● **YOUR GOAL**: Copy every line from the material below that holds "this".

Figure data in JSON
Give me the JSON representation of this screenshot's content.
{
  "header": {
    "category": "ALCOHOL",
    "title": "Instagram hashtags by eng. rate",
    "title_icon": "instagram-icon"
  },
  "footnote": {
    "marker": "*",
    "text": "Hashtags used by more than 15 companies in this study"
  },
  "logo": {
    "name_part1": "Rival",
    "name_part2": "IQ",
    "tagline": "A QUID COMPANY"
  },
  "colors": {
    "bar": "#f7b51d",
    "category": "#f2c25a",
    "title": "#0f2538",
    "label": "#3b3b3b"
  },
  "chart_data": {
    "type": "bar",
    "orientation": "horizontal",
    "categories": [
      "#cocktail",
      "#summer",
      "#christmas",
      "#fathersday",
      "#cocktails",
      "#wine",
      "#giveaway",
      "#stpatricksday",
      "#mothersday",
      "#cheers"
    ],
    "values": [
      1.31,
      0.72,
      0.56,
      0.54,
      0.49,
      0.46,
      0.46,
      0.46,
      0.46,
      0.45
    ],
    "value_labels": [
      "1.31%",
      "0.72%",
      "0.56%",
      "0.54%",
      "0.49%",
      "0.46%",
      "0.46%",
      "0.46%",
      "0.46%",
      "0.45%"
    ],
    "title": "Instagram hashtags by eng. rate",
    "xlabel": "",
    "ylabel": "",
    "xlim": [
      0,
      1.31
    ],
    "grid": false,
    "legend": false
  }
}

* * *

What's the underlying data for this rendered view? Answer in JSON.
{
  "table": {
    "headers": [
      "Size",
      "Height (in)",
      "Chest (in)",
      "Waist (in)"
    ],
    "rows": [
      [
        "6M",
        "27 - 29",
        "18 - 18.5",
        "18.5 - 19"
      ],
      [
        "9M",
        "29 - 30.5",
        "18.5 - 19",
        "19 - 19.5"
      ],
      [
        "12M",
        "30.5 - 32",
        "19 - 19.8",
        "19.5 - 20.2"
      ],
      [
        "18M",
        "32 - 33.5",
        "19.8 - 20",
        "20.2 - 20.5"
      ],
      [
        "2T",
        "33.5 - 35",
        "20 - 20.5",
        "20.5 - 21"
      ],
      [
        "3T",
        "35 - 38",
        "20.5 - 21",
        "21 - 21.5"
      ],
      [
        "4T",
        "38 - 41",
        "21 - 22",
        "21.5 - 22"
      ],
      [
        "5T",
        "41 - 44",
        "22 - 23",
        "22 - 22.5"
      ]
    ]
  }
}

● **WORKED ANSWER**:
Give me the JSON representation of this screenshot's content.
    "text": "Hashtags used by more than 15 companies in this study"
What's the underlying data for this rendered view? Answer in JSON.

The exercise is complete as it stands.